(Dataset entries on figures)

• • • •

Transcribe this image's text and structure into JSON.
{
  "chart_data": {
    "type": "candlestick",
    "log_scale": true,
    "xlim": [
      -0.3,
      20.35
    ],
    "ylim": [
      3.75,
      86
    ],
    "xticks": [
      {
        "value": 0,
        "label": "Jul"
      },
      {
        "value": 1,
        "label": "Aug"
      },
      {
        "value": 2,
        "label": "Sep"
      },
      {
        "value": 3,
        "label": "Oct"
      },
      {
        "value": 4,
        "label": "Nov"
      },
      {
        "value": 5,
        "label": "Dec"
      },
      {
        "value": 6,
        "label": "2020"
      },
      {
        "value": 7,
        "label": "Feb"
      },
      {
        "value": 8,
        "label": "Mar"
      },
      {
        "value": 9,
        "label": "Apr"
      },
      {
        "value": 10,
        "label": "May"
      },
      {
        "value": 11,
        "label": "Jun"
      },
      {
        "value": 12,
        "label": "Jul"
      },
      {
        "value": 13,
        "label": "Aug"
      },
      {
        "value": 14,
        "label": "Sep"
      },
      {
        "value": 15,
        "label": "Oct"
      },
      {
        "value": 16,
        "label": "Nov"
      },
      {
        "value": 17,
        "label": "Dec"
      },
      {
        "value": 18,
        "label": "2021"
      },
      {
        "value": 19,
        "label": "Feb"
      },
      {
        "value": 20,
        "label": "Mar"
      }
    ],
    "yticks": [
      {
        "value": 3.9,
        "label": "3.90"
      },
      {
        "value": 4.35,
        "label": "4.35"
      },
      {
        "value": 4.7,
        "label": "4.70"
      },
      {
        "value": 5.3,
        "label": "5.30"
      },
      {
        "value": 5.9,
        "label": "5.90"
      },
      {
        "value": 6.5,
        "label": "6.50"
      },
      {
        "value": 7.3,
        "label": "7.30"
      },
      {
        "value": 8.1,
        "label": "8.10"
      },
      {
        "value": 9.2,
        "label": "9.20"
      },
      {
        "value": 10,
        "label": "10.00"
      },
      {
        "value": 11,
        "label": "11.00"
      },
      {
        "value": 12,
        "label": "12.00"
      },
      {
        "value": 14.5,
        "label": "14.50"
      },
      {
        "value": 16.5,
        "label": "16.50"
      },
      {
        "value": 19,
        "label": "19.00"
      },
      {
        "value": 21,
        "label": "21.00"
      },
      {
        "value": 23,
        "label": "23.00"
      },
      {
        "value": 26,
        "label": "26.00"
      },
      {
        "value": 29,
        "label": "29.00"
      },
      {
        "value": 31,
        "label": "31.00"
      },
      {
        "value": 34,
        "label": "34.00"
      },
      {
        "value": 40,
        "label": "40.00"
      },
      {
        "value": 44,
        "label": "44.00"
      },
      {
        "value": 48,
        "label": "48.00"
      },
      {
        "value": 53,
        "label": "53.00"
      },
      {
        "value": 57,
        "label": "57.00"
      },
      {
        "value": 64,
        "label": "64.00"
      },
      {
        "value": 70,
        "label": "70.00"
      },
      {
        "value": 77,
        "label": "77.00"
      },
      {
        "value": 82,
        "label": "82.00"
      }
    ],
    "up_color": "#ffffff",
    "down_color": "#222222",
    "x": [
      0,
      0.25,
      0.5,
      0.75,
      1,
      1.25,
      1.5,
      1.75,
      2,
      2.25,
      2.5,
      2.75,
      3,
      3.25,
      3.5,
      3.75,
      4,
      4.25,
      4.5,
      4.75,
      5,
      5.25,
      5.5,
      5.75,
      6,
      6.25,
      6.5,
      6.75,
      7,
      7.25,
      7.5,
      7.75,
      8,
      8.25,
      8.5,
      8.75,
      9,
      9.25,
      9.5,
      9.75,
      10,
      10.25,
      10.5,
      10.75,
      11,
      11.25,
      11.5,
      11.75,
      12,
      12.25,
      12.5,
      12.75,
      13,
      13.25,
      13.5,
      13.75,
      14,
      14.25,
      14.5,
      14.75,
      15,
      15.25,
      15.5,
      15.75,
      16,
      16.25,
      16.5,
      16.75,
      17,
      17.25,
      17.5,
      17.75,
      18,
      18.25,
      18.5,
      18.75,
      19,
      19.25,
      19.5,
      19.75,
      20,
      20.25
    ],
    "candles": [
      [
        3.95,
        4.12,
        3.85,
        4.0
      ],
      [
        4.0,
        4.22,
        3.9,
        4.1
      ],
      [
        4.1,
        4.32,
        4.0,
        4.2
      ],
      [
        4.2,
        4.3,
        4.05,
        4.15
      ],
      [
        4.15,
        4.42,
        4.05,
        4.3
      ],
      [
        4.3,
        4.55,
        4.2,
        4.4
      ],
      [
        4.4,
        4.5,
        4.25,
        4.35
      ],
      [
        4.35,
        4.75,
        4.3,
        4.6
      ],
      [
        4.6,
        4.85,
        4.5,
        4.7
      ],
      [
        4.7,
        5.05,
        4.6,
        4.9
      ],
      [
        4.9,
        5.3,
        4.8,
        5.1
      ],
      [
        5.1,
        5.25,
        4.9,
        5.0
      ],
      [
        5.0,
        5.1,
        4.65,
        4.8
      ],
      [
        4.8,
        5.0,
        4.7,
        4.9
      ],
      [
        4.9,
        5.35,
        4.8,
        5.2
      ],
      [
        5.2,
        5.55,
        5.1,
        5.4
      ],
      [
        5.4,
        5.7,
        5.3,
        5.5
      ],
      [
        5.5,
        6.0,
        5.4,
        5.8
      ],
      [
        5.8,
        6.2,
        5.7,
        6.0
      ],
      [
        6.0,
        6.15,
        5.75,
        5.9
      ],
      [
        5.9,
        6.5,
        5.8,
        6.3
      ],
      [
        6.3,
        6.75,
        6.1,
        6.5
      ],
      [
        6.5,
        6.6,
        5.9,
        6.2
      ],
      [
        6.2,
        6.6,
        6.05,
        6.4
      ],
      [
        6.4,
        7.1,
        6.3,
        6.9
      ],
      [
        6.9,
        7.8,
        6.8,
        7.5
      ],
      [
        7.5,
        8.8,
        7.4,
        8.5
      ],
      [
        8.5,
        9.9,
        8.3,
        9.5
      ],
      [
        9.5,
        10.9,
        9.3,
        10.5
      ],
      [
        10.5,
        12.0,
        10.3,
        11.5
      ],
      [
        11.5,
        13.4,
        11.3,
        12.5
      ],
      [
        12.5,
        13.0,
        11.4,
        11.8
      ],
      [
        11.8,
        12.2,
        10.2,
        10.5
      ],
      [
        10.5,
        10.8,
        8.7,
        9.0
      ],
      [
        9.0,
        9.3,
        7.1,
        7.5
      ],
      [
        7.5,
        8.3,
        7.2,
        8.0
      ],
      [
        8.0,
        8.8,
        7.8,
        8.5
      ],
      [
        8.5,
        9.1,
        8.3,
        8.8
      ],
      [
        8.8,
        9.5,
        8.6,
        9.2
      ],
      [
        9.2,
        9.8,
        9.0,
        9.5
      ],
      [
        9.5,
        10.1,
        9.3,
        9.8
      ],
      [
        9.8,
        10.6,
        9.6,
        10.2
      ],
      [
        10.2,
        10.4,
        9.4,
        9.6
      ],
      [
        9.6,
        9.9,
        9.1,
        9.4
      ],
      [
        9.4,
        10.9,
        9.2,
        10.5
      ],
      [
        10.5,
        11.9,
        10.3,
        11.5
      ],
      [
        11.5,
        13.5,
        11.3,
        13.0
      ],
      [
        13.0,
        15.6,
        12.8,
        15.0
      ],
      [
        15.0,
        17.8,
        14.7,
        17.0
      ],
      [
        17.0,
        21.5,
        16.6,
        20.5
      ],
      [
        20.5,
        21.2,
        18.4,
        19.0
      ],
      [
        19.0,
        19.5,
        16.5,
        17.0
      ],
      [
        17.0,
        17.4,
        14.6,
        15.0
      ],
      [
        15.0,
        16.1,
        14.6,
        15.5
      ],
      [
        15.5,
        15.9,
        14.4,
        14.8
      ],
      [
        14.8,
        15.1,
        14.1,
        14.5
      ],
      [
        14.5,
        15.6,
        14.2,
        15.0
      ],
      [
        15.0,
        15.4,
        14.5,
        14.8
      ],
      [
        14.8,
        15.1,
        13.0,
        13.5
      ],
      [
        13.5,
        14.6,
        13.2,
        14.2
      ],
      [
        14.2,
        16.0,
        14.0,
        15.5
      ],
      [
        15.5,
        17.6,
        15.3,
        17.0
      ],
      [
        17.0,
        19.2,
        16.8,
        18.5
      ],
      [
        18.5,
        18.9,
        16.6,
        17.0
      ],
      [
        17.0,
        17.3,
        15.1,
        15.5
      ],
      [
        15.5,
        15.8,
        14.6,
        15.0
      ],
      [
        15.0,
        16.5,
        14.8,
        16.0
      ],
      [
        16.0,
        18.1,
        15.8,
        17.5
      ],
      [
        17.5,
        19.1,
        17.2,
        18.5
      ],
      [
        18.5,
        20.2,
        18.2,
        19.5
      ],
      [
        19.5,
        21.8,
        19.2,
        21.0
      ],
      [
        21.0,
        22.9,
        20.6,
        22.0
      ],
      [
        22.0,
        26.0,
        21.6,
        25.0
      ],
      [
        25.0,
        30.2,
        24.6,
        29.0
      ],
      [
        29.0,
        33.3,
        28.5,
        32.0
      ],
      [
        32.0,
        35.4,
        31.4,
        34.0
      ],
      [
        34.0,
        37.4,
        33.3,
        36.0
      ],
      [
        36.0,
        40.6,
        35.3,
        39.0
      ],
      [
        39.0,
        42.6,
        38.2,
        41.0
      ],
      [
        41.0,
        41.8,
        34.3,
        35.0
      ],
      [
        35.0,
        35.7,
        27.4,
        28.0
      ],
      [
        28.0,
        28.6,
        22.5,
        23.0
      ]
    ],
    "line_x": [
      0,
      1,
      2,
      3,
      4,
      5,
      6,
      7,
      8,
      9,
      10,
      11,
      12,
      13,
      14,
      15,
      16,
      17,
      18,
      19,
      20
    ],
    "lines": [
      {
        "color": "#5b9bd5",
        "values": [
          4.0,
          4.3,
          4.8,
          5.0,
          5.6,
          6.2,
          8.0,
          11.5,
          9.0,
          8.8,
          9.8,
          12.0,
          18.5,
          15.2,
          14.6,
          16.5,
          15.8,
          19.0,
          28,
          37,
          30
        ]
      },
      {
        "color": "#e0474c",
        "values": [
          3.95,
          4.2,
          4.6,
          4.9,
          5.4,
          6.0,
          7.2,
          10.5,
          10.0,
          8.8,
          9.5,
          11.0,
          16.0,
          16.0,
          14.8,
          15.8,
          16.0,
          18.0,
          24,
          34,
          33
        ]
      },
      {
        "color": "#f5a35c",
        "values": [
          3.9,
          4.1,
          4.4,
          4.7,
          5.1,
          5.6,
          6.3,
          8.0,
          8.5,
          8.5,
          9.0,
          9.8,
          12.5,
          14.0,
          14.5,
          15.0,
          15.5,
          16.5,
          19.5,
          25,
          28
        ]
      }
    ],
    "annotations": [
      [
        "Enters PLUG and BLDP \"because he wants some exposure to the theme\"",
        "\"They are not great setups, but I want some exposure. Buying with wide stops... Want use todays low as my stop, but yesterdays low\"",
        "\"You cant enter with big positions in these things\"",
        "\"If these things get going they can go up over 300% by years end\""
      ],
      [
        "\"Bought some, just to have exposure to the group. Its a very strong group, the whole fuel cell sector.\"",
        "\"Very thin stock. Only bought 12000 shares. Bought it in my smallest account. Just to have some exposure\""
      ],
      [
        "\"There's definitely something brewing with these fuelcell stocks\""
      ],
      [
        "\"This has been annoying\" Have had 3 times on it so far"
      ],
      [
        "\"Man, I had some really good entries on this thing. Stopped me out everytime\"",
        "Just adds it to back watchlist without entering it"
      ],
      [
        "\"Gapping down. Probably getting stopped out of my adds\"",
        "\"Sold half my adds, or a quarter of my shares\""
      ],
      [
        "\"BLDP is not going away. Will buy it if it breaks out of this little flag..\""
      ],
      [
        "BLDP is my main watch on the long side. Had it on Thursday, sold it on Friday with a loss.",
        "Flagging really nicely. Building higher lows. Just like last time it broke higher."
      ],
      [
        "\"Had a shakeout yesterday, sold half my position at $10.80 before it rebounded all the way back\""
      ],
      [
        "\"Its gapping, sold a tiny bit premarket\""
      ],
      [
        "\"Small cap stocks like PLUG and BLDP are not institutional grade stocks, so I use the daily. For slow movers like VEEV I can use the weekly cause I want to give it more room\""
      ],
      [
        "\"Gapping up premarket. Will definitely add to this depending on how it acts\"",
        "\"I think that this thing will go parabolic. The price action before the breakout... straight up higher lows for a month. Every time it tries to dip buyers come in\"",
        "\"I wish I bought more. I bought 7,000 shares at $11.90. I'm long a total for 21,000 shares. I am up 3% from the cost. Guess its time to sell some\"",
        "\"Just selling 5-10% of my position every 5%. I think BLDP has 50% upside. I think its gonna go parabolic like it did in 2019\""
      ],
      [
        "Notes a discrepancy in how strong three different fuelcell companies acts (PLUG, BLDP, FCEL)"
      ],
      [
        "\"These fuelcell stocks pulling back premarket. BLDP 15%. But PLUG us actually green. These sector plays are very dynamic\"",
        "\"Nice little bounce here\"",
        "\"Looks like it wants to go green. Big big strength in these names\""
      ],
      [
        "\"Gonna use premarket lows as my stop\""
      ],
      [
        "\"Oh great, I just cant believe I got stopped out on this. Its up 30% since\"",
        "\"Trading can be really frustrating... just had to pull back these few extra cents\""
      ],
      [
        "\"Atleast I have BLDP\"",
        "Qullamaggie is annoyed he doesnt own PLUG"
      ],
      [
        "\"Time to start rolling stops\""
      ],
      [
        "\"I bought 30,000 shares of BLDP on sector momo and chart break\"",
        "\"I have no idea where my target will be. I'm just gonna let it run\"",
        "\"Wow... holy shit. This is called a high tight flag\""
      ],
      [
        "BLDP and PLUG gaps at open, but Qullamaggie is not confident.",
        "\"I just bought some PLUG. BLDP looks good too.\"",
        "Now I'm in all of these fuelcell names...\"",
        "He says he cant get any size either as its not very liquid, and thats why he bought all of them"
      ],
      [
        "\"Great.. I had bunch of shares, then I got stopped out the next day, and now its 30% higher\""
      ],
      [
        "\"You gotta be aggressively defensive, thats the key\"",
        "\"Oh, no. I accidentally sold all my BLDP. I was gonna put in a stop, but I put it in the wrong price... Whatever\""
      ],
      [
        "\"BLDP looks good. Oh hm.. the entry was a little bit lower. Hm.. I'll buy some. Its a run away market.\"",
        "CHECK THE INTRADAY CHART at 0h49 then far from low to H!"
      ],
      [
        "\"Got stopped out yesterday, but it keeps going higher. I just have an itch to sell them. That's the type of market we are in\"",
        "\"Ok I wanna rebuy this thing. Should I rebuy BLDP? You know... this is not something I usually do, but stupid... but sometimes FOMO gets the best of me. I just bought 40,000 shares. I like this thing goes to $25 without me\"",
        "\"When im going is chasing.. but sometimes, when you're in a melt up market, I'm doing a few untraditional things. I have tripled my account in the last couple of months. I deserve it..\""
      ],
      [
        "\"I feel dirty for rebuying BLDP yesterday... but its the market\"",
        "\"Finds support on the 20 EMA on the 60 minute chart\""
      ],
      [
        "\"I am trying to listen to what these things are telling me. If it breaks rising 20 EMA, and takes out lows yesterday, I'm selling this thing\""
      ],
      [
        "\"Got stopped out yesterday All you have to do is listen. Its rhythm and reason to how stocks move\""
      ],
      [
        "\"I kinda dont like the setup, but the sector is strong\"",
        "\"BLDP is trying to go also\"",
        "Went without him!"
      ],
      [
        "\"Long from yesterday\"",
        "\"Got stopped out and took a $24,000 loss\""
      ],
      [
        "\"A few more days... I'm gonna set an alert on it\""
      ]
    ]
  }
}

• • • •

Copy every line of the listing containing the string "Qullamaggie".

        "Qullamaggie is annoyed he doesnt own PLUG"
        "BLDP and PLUG gaps at open, but Qullamaggie is not confident.",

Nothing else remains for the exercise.